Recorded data
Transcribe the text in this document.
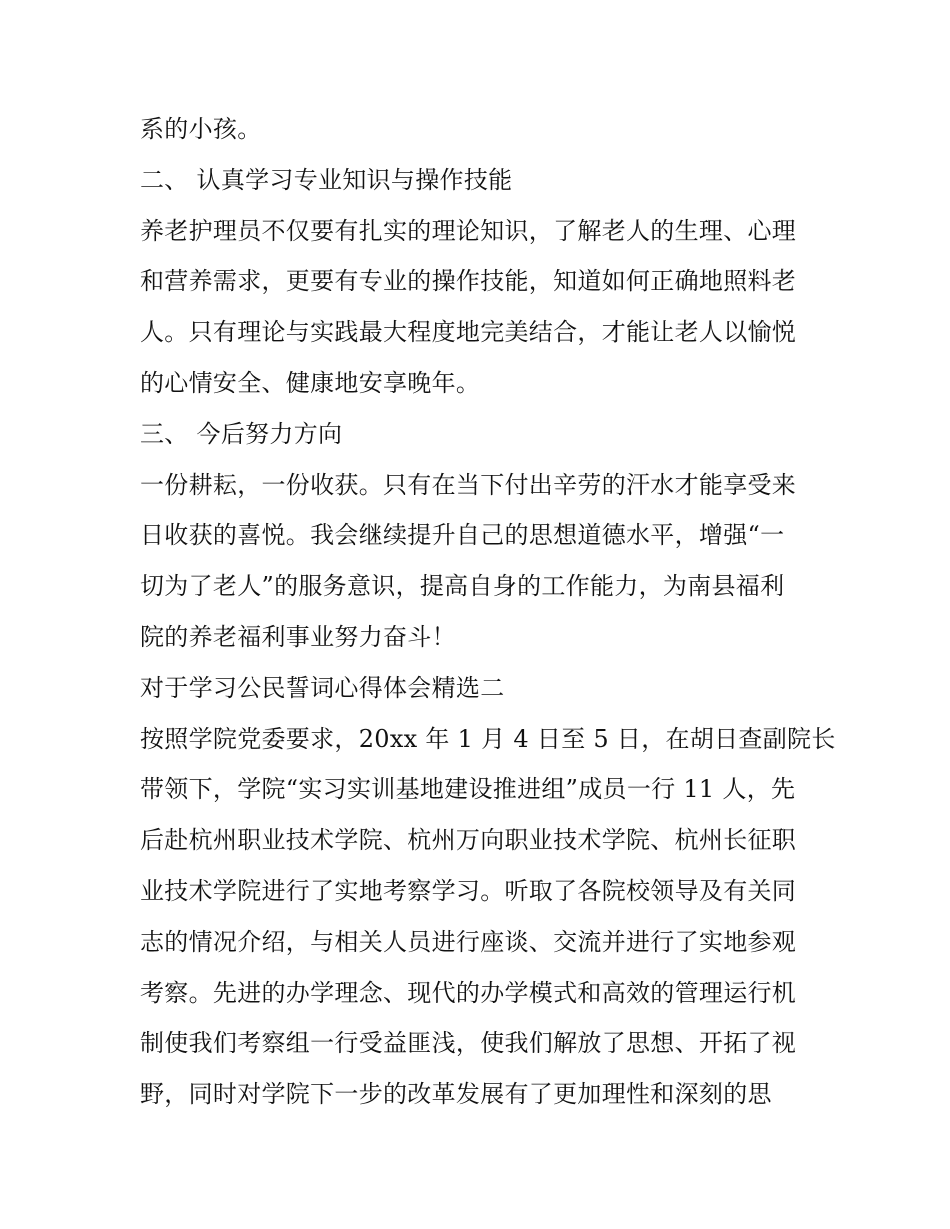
系的小孩。
二、 认真学习专业知识与操作技能
养老护理员不仅要有扎实的理论知识，了解老人的生理、心理
和营养需求，更要有专业的操作技能，知道如何正确地照料老
人。只有理论与实践最大程度地完美结合，才能让老人以愉悦
的心情安全、健康地安享晚年。
三、 今后努力方向
一份耕耘，一份收获。只有在当下付出辛劳的汗水才能享受来
日收获的喜悦。我会继续提升自己的思想道德水平，增强“一
切为了老人”的服务意识，提高自身的工作能力，为南县福利
院的养老福利事业努力奋斗！
对于学习公民誓词心得体会精选二
按照学院党委要求，20xx 年 1 月 4 日至 5 日，在胡日查副院长
带领下，学院“实习实训基地建设推进组”成员一行 11 人，先
后赴杭州职业技术学院、杭州万向职业技术学院、杭州长征职
业技术学院进行了实地考察学习。听取了各院校领导及有关同
志的情况介绍，与相关人员进行座谈、交流并进行了实地参观
考察。先进的办学理念、现代的办学模式和高效的管理运行机
制使我们考察组一行受益匪浅，使我们解放了思想、开拓了视
野，同时对学院下一步的改革发展有了更加理性和深刻的思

* [To do] Exclude the pictures, and transcribe all of the material exactly.

* [Completed task]
Transcribe the text in this document.
系的小孩。
二、 认真学习专业知识与操作技能
养老护理员不仅要有扎实的理论知识，了解老人的生理、心理
和营养需求，更要有专业的操作技能，知道如何正确地照料老
人。只有理论与实践最大程度地完美结合，才能让老人以愉悦
的心情安全、健康地安享晚年。
三、 今后努力方向
一份耕耘，一份收获。只有在当下付出辛劳的汗水才能享受来
日收获的喜悦。我会继续提升自己的思想道德水平，增强“一
切为了老人”的服务意识，提高自身的工作能力，为南县福利
院的养老福利事业努力奋斗！
对于学习公民誓词心得体会精选二
按照学院党委要求，20xx 年 1 月 4 日至 5 日，在胡日查副院长
带领下，学院“实习实训基地建设推进组”成员一行 11 人，先
后赴杭州职业技术学院、杭州万向职业技术学院、杭州长征职
业技术学院进行了实地考察学习。听取了各院校领导及有关同
志的情况介绍，与相关人员进行座谈、交流并进行了实地参观
考察。先进的办学理念、现代的办学模式和高效的管理运行机
制使我们考察组一行受益匪浅，使我们解放了思想、开拓了视
野，同时对学院下一步的改革发展有了更加理性和深刻的思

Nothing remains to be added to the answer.